◆ STATED EXERCISE
Copy out all the entries exactly.

◆ RECORDS FOR THE TASK
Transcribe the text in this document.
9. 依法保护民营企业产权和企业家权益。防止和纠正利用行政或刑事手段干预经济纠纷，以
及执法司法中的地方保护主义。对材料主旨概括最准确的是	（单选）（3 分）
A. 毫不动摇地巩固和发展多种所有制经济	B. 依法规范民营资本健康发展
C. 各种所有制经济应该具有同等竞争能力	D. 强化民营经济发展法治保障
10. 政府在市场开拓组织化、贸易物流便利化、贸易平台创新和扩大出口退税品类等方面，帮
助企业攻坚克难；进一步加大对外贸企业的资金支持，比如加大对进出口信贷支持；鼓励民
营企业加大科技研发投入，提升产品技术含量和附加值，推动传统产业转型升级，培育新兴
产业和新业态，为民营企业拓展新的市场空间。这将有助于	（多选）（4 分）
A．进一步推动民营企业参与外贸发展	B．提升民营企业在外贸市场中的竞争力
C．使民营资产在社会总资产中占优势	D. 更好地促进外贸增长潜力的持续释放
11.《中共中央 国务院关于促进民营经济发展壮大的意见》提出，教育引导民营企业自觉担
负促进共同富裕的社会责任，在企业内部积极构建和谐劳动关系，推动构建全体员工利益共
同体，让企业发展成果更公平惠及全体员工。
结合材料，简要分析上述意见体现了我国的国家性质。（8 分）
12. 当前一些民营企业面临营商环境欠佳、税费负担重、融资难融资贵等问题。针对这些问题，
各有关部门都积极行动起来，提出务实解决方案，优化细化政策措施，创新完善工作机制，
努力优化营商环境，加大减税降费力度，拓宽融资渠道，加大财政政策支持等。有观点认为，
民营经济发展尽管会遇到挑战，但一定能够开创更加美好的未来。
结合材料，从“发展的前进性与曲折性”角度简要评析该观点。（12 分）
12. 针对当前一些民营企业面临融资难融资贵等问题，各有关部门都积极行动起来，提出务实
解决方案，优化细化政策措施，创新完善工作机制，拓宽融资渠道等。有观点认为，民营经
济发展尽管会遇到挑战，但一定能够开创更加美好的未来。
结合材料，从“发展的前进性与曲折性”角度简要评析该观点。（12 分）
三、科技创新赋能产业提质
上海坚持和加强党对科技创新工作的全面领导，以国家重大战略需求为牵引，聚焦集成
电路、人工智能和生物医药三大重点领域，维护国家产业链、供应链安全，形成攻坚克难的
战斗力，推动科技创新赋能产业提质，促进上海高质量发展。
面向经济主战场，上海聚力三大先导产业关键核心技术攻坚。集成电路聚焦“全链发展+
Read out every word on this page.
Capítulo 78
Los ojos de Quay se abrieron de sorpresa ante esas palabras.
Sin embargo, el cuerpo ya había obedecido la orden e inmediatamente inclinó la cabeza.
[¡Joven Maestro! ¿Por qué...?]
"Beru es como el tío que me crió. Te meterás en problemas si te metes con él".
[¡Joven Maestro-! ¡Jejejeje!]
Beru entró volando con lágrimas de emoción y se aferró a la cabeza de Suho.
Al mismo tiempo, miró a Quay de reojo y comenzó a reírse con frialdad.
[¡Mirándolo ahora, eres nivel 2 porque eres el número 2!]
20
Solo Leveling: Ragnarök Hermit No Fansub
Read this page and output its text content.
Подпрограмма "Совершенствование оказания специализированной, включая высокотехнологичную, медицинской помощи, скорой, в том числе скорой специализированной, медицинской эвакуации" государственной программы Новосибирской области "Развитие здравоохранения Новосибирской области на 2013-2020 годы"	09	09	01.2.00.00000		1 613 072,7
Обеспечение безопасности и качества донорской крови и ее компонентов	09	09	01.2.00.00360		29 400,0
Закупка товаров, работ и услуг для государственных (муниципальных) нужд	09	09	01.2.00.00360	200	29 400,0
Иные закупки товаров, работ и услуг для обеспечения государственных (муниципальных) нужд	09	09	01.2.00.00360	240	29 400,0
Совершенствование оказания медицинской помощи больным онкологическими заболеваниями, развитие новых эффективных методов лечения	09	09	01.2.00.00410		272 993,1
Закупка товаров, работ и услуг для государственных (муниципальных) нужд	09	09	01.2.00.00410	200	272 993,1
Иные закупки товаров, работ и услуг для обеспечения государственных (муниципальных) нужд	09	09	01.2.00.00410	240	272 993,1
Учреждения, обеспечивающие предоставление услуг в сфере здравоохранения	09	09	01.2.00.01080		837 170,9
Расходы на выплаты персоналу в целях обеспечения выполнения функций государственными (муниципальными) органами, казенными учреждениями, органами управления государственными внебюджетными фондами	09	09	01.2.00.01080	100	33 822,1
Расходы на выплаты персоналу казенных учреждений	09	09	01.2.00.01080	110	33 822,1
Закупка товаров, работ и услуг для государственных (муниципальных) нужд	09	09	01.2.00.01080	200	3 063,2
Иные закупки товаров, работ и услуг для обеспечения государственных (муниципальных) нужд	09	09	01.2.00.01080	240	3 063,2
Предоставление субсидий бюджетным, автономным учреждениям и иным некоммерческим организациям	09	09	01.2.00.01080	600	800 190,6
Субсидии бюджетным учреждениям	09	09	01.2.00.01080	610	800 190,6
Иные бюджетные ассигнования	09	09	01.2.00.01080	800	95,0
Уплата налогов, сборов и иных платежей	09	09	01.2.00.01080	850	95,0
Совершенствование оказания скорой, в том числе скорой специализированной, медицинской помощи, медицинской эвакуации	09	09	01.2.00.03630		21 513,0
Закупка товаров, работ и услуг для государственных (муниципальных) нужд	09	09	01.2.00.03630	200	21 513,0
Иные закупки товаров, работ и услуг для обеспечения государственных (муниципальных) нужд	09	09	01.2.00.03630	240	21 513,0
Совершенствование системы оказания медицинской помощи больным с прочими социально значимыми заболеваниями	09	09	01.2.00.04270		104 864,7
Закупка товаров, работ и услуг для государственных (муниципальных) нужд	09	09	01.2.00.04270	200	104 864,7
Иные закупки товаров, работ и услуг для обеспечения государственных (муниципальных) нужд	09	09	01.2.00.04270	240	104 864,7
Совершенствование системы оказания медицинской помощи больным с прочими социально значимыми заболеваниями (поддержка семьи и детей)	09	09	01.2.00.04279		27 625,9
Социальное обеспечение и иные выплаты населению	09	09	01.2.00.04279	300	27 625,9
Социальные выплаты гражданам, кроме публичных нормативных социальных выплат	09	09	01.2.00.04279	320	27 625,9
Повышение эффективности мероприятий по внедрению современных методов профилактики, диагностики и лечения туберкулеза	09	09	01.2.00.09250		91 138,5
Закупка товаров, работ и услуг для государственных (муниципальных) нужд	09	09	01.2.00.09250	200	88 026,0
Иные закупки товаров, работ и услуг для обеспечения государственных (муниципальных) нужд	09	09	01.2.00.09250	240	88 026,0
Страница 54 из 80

◆ ANSWER BELOW
Transcribe the text in this document.
9. 依法保护民营企业产权和企业家权益。防止和纠正利用行政或刑事手段干预经济纠纷，以
及执法司法中的地方保护主义。对材料主旨概括最准确的是	（单选）（3 分）
A. 毫不动摇地巩固和发展多种所有制经济	B. 依法规范民营资本健康发展
C. 各种所有制经济应该具有同等竞争能力	D. 强化民营经济发展法治保障
10. 政府在市场开拓组织化、贸易物流便利化、贸易平台创新和扩大出口退税品类等方面，帮
助企业攻坚克难；进一步加大对外贸企业的资金支持，比如加大对进出口信贷支持；鼓励民
营企业加大科技研发投入，提升产品技术含量和附加值，推动传统产业转型升级，培育新兴
产业和新业态，为民营企业拓展新的市场空间。这将有助于	（多选）（4 分）
A．进一步推动民营企业参与外贸发展	B．提升民营企业在外贸市场中的竞争力
C．使民营资产在社会总资产中占优势	D. 更好地促进外贸增长潜力的持续释放
11.《中共中央 国务院关于促进民营经济发展壮大的意见》提出，教育引导民营企业自觉担
负促进共同富裕的社会责任，在企业内部积极构建和谐劳动关系，推动构建全体员工利益共
同体，让企业发展成果更公平惠及全体员工。
结合材料，简要分析上述意见体现了我国的国家性质。（8 分）
12. 当前一些民营企业面临营商环境欠佳、税费负担重、融资难融资贵等问题。针对这些问题，
各有关部门都积极行动起来，提出务实解决方案，优化细化政策措施，创新完善工作机制，
努力优化营商环境，加大减税降费力度，拓宽融资渠道，加大财政政策支持等。有观点认为，
民营经济发展尽管会遇到挑战，但一定能够开创更加美好的未来。
结合材料，从“发展的前进性与曲折性”角度简要评析该观点。（12 分）
12. 针对当前一些民营企业面临融资难融资贵等问题，各有关部门都积极行动起来，提出务实
解决方案，优化细化政策措施，创新完善工作机制，拓宽融资渠道等。有观点认为，民营经
济发展尽管会遇到挑战，但一定能够开创更加美好的未来。
结合材料，从“发展的前进性与曲折性”角度简要评析该观点。（12 分）
三、科技创新赋能产业提质
上海坚持和加强党对科技创新工作的全面领导，以国家重大战略需求为牵引，聚焦集成
电路、人工智能和生物医药三大重点领域，维护国家产业链、供应链安全，形成攻坚克难的
战斗力，推动科技创新赋能产业提质，促进上海高质量发展。
面向经济主战场，上海聚力三大先导产业关键核心技术攻坚。集成电路聚焦“全链发展+
Read out every word on this page.
Capítulo 78
Los ojos de Quay se abrieron de sorpresa ante esas palabras.
Sin embargo, el cuerpo ya había obedecido la orden e inmediatamente inclinó la cabeza.
[¡Joven Maestro! ¿Por qué...?]
"Beru es como el tío que me crió. Te meterás en problemas si te metes con él".
[¡Joven Maestro-! ¡Jejejeje!]
Beru entró volando con lágrimas de emoción y se aferró a la cabeza de Suho.
Al mismo tiempo, miró a Quay de reojo y comenzó a reírse con frialdad.
[¡Mirándolo ahora, eres nivel 2 porque eres el número 2!]
20
Solo Leveling: Ragnarök Hermit No Fansub
Read this page and output its text content.
Подпрограмма "Совершенствование оказания специализированной, включая высокотехнологичную, медицинской помощи, скорой, в том числе скорой специализированной, медицинской эвакуации" государственной программы Новосибирской области "Развитие здравоохранения Новосибирской области на 2013-2020 годы"	09	09	01.2.00.00000		1 613 072,7
Обеспечение безопасности и качества донорской крови и ее компонентов	09	09	01.2.00.00360		29 400,0
Закупка товаров, работ и услуг для государственных (муниципальных) нужд	09	09	01.2.00.00360	200	29 400,0
Иные закупки товаров, работ и услуг для обеспечения государственных (муниципальных) нужд	09	09	01.2.00.00360	240	29 400,0
Совершенствование оказания медицинской помощи больным онкологическими заболеваниями, развитие новых эффективных методов лечения	09	09	01.2.00.00410		272 993,1
Закупка товаров, работ и услуг для государственных (муниципальных) нужд	09	09	01.2.00.00410	200	272 993,1
Иные закупки товаров, работ и услуг для обеспечения государственных (муниципальных) нужд	09	09	01.2.00.00410	240	272 993,1
Учреждения, обеспечивающие предоставление услуг в сфере здравоохранения	09	09	01.2.00.01080		837 170,9
Расходы на выплаты персоналу в целях обеспечения выполнения функций государственными (муниципальными) органами, казенными учреждениями, органами управления государственными внебюджетными фондами	09	09	01.2.00.01080	100	33 822,1
Расходы на выплаты персоналу казенных учреждений	09	09	01.2.00.01080	110	33 822,1
Закупка товаров, работ и услуг для государственных (муниципальных) нужд	09	09	01.2.00.01080	200	3 063,2
Иные закупки товаров, работ и услуг для обеспечения государственных (муниципальных) нужд	09	09	01.2.00.01080	240	3 063,2
Предоставление субсидий бюджетным, автономным учреждениям и иным некоммерческим организациям	09	09	01.2.00.01080	600	800 190,6
Субсидии бюджетным учреждениям	09	09	01.2.00.01080	610	800 190,6
Иные бюджетные ассигнования	09	09	01.2.00.01080	800	95,0
Уплата налогов, сборов и иных платежей	09	09	01.2.00.01080	850	95,0
Совершенствование оказания скорой, в том числе скорой специализированной, медицинской помощи, медицинской эвакуации	09	09	01.2.00.03630		21 513,0
Закупка товаров, работ и услуг для государственных (муниципальных) нужд	09	09	01.2.00.03630	200	21 513,0
Иные закупки товаров, работ и услуг для обеспечения государственных (муниципальных) нужд	09	09	01.2.00.03630	240	21 513,0
Совершенствование системы оказания медицинской помощи больным с прочими социально значимыми заболеваниями	09	09	01.2.00.04270		104 864,7
Закупка товаров, работ и услуг для государственных (муниципальных) нужд	09	09	01.2.00.04270	200	104 864,7
Иные закупки товаров, работ и услуг для обеспечения государственных (муниципальных) нужд	09	09	01.2.00.04270	240	104 864,7
Совершенствование системы оказания медицинской помощи больным с прочими социально значимыми заболеваниями (поддержка семьи и детей)	09	09	01.2.00.04279		27 625,9
Социальное обеспечение и иные выплаты населению	09	09	01.2.00.04279	300	27 625,9
Социальные выплаты гражданам, кроме публичных нормативных социальных выплат	09	09	01.2.00.04279	320	27 625,9
Повышение эффективности мероприятий по внедрению современных методов профилактики, диагностики и лечения туберкулеза	09	09	01.2.00.09250		91 138,5
Закупка товаров, работ и услуг для государственных (муниципальных) нужд	09	09	01.2.00.09250	200	88 026,0
Иные закупки товаров, работ и услуг для обеспечения государственных (муниципальных) нужд	09	09	01.2.00.09250	240	88 026,0
Страница 54 из 80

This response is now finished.